■ Working data:
····················
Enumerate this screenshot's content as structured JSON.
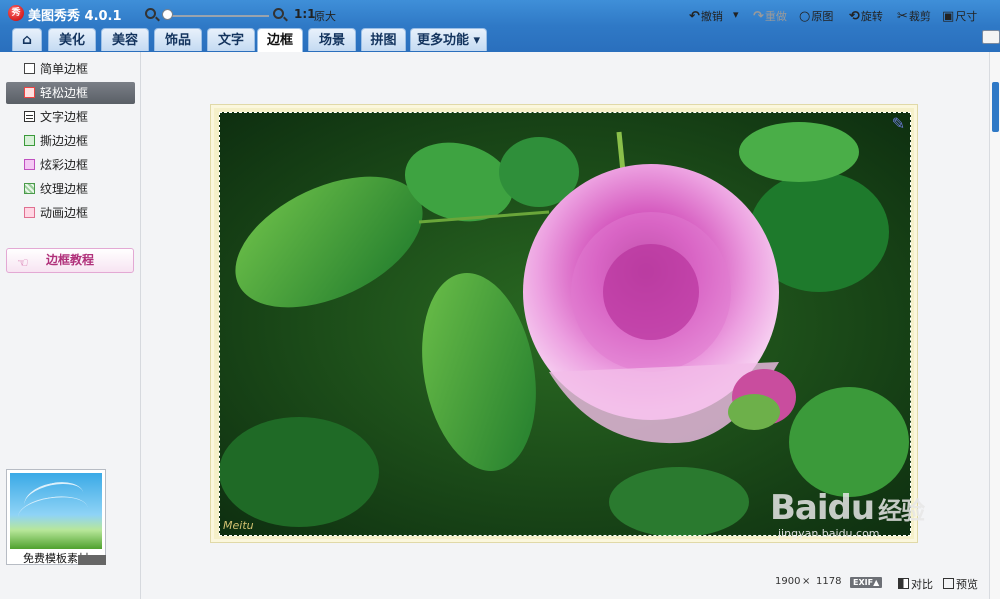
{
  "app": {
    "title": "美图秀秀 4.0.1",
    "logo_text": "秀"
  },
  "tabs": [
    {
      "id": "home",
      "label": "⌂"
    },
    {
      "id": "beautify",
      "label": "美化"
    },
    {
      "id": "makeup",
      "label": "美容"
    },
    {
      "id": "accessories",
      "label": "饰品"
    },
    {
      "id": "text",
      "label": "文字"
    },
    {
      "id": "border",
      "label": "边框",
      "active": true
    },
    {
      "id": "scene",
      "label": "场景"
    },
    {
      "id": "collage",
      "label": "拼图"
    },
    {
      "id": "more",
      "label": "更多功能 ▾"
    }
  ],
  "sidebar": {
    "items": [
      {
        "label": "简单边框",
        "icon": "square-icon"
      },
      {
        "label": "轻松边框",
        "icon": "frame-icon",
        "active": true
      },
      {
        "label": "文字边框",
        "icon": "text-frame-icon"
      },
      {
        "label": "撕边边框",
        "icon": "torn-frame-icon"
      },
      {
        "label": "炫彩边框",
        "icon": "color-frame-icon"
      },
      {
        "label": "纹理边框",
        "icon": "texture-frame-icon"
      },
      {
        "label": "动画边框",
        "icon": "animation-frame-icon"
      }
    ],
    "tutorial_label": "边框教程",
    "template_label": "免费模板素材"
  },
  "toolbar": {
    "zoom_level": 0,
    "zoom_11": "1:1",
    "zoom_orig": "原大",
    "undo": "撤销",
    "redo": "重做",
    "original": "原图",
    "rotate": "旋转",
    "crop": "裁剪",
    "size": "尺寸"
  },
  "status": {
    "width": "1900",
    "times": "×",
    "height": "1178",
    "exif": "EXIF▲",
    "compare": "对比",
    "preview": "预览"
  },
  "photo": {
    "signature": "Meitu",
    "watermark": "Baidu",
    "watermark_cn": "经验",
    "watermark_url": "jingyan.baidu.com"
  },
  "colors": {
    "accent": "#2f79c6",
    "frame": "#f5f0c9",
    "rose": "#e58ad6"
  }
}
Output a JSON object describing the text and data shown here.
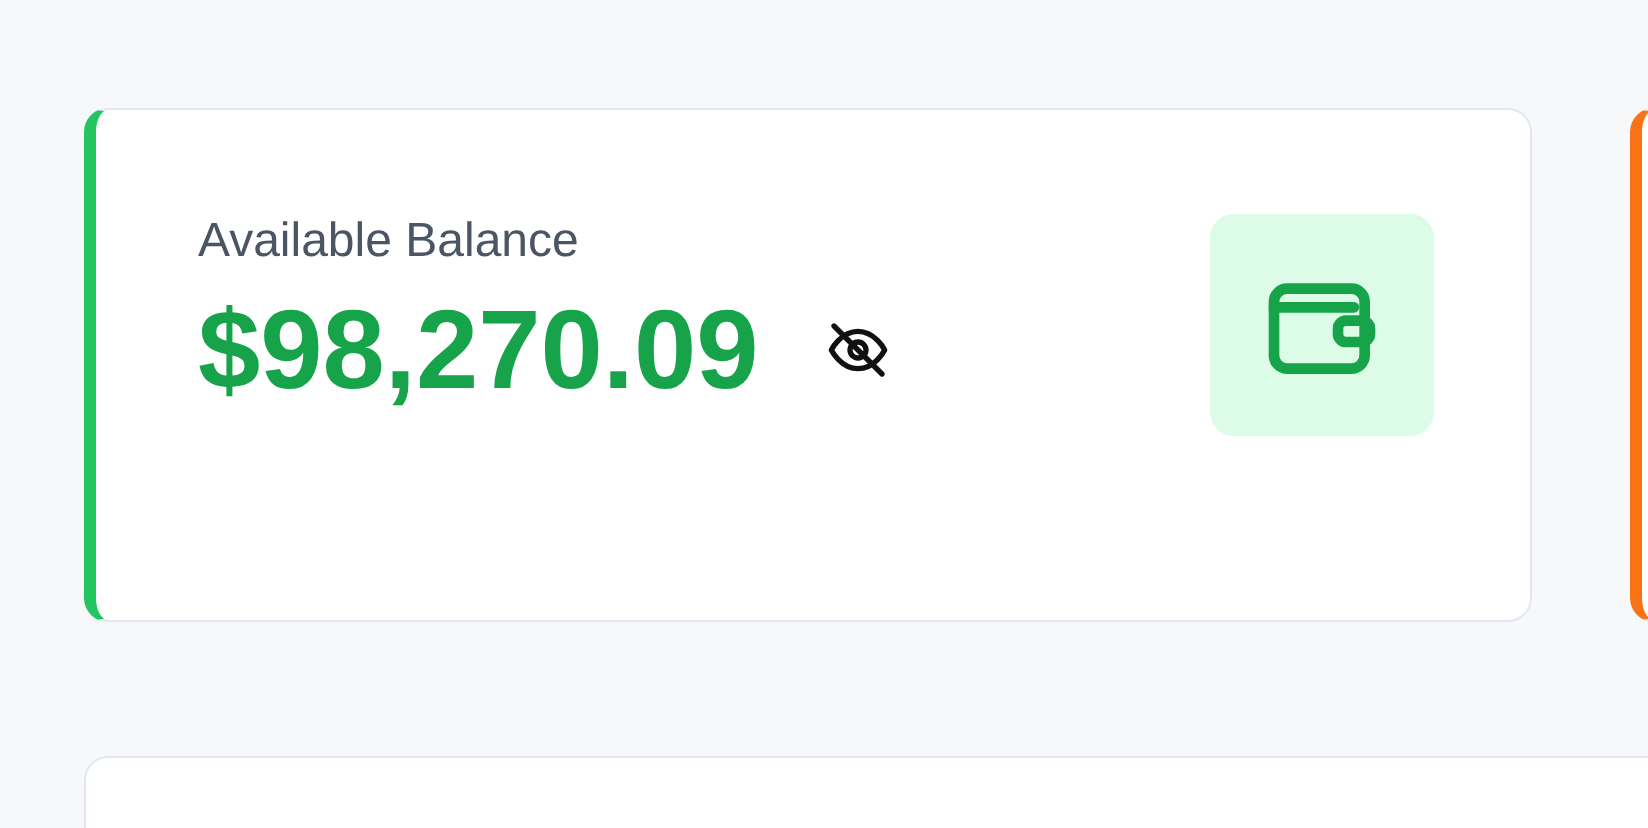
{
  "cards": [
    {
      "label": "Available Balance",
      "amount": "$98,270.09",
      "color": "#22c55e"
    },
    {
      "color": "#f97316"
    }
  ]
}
····················
■ What you are asked to do:
Read the data above and pull out each line that holds the string "frame".

■ Complete output:
        "icon": "frame-icon",
        "icon": "text-frame-icon"
        "icon": "torn-frame-icon"
        "icon": "color-frame-icon"
        "icon": "texture-frame-icon"
        "icon": "animation-frame-icon"
    "frame": "#f5f0c9",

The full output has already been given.